_Exercise goal_
Search the material for the string "title" and copy each line where it occurs.

Start of Material provided

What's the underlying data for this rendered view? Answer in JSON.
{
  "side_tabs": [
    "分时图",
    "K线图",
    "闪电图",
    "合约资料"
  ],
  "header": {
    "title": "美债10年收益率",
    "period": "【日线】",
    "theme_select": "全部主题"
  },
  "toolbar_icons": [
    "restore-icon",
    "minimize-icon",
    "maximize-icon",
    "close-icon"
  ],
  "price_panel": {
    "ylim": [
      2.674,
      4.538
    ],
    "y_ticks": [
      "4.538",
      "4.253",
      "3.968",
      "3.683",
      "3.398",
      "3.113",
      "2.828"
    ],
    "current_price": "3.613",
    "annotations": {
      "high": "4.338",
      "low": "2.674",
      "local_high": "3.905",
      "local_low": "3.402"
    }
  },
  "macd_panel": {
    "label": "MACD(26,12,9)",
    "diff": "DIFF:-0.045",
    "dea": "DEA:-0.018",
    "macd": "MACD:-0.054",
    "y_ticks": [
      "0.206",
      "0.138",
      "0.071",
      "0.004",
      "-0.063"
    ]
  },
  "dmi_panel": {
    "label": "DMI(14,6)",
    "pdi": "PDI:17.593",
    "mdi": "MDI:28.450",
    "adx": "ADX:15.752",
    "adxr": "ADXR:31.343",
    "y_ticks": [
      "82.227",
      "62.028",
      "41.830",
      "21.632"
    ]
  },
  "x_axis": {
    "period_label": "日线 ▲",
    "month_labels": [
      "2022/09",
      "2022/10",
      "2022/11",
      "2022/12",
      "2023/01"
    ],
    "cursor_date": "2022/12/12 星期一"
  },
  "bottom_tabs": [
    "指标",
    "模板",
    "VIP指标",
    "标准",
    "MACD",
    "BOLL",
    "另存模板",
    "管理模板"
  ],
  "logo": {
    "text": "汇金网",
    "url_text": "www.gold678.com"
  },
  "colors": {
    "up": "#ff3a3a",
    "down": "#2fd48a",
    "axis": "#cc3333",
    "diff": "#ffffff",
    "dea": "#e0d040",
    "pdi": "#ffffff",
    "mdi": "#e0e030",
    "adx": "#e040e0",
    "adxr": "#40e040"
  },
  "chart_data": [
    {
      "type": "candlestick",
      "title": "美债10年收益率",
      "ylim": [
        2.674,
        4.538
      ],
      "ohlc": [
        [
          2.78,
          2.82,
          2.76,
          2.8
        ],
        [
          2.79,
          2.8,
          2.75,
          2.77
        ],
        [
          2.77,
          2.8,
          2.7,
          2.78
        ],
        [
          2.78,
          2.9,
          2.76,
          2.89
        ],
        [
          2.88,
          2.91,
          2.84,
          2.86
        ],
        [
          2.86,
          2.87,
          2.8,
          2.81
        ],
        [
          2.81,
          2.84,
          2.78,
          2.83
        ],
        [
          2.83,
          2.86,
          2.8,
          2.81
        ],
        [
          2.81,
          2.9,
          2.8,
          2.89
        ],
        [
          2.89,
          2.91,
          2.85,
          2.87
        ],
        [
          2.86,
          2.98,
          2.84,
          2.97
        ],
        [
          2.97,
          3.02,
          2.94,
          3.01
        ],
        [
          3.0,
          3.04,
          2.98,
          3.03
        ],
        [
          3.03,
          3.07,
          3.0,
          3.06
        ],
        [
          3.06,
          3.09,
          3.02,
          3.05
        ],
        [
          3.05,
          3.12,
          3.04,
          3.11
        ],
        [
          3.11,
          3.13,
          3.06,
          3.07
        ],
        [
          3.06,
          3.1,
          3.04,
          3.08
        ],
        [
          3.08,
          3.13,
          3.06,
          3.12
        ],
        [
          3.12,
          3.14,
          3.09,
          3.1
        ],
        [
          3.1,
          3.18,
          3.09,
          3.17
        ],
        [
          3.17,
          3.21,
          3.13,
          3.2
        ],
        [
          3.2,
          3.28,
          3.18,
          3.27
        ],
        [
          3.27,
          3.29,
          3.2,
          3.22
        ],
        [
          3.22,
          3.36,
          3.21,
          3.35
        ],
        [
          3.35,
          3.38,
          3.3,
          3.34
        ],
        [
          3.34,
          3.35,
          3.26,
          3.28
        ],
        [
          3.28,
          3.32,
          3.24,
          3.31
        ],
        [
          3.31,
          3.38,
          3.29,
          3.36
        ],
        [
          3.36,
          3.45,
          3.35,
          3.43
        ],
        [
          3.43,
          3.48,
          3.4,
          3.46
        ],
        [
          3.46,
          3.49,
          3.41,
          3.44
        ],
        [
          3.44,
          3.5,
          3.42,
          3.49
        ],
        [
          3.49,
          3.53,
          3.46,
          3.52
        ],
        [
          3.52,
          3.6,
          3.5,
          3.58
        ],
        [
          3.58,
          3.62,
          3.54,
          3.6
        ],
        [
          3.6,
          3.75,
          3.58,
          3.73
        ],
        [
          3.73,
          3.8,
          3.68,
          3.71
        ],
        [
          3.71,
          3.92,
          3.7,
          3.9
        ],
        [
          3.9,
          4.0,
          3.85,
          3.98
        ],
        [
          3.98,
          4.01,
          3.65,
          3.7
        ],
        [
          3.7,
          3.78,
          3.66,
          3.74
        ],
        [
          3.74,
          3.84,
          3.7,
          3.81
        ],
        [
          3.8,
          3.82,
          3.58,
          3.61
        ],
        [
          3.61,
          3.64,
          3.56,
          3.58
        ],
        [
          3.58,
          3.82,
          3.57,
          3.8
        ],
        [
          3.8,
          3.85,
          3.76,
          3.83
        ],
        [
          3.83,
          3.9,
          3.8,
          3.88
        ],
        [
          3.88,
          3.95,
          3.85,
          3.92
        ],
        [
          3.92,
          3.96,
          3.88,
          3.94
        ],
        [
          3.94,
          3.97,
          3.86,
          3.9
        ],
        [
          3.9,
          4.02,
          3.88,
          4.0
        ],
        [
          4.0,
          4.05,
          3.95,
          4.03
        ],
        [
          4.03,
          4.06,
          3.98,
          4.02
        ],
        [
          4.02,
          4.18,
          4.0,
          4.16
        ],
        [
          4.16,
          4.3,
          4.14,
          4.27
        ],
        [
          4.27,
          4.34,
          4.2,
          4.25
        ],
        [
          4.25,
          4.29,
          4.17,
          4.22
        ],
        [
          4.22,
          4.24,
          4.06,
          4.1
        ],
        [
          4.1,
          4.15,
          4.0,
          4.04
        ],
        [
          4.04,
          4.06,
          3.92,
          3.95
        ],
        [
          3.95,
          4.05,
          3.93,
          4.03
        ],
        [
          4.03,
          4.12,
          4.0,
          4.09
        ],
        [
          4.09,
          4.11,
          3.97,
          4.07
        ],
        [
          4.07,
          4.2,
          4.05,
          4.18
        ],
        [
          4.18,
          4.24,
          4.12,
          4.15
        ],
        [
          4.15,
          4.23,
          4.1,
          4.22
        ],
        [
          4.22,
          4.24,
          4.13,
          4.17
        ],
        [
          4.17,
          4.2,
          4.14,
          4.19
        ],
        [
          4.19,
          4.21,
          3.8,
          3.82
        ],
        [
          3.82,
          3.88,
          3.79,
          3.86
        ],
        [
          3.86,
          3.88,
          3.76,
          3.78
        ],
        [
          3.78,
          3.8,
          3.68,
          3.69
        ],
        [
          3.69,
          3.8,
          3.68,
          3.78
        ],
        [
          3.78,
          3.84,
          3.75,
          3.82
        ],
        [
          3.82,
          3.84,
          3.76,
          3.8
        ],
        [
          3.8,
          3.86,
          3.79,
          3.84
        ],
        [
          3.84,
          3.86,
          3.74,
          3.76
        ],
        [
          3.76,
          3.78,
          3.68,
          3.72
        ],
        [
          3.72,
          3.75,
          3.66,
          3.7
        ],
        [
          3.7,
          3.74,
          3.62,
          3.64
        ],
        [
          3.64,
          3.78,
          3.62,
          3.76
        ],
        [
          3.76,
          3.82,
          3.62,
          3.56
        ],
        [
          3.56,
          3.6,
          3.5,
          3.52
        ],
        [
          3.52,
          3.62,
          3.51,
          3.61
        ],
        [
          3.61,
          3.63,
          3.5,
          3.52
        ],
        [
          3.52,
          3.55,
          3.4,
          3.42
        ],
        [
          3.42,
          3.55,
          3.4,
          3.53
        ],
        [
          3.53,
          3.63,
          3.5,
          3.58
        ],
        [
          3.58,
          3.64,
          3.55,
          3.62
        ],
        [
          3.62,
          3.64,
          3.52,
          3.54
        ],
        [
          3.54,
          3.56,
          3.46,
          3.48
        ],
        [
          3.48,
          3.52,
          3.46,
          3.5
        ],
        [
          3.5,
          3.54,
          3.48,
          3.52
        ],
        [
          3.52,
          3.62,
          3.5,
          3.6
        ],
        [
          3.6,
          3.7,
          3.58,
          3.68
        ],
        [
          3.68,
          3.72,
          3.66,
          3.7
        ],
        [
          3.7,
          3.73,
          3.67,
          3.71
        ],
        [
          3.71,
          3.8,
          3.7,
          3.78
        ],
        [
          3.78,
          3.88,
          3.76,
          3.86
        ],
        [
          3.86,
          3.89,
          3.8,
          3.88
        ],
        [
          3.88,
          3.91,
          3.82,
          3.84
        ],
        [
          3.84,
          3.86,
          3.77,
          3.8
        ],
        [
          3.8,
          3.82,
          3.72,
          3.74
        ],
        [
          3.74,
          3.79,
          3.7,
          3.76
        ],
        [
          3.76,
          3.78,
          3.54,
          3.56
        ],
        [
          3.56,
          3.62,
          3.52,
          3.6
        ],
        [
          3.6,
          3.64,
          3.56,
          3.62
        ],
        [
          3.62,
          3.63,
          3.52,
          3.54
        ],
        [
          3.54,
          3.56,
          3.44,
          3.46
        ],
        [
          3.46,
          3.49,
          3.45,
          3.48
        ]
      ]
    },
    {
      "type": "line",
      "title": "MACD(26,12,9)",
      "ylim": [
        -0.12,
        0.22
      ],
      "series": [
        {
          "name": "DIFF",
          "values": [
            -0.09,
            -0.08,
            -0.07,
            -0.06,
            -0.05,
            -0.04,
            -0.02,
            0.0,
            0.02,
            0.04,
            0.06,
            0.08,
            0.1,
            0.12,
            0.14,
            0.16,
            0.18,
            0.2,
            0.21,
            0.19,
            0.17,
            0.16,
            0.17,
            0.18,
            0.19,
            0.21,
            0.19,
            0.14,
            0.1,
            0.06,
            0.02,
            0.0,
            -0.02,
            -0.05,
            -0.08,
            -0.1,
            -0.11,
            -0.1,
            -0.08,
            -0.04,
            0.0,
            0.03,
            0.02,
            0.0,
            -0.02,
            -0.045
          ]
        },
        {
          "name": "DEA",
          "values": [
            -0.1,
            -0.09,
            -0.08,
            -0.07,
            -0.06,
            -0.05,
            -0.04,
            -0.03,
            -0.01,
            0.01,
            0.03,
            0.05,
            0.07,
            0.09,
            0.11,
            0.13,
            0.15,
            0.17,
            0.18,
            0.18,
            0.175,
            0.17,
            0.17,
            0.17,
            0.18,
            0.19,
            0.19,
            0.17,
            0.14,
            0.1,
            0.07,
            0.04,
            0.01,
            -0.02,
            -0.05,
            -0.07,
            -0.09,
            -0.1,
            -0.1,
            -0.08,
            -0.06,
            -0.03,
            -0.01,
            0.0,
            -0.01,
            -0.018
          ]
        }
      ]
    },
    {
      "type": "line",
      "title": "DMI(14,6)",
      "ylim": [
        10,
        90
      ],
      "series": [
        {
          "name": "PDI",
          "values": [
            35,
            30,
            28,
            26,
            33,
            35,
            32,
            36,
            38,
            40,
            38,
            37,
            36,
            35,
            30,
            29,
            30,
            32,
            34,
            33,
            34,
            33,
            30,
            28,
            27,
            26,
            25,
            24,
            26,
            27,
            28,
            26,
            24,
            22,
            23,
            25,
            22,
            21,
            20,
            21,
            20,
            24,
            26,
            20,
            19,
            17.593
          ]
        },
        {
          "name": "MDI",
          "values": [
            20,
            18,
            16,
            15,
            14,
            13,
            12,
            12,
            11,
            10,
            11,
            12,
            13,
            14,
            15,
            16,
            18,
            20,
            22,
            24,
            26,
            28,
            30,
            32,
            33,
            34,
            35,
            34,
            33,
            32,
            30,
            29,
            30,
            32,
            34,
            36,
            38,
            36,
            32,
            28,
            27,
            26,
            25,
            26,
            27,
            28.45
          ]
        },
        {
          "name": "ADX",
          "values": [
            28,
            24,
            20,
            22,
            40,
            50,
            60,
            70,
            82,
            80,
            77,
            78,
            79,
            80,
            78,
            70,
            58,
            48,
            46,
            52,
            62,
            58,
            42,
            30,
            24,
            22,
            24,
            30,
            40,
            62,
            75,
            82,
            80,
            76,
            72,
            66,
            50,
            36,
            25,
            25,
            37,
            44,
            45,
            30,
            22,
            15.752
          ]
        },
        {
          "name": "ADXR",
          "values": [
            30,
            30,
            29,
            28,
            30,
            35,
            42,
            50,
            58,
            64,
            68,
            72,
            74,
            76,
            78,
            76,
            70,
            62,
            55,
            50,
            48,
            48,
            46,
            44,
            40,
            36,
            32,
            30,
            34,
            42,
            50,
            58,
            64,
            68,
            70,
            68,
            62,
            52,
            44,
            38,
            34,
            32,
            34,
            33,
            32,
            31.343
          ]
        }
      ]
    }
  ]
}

End of Material provided

_Full solution_
    "title": "美债10年收益率",
      "title": "美债10年收益率",
      "title": "MACD(26,12,9)",
      "title": "DMI(14,6)",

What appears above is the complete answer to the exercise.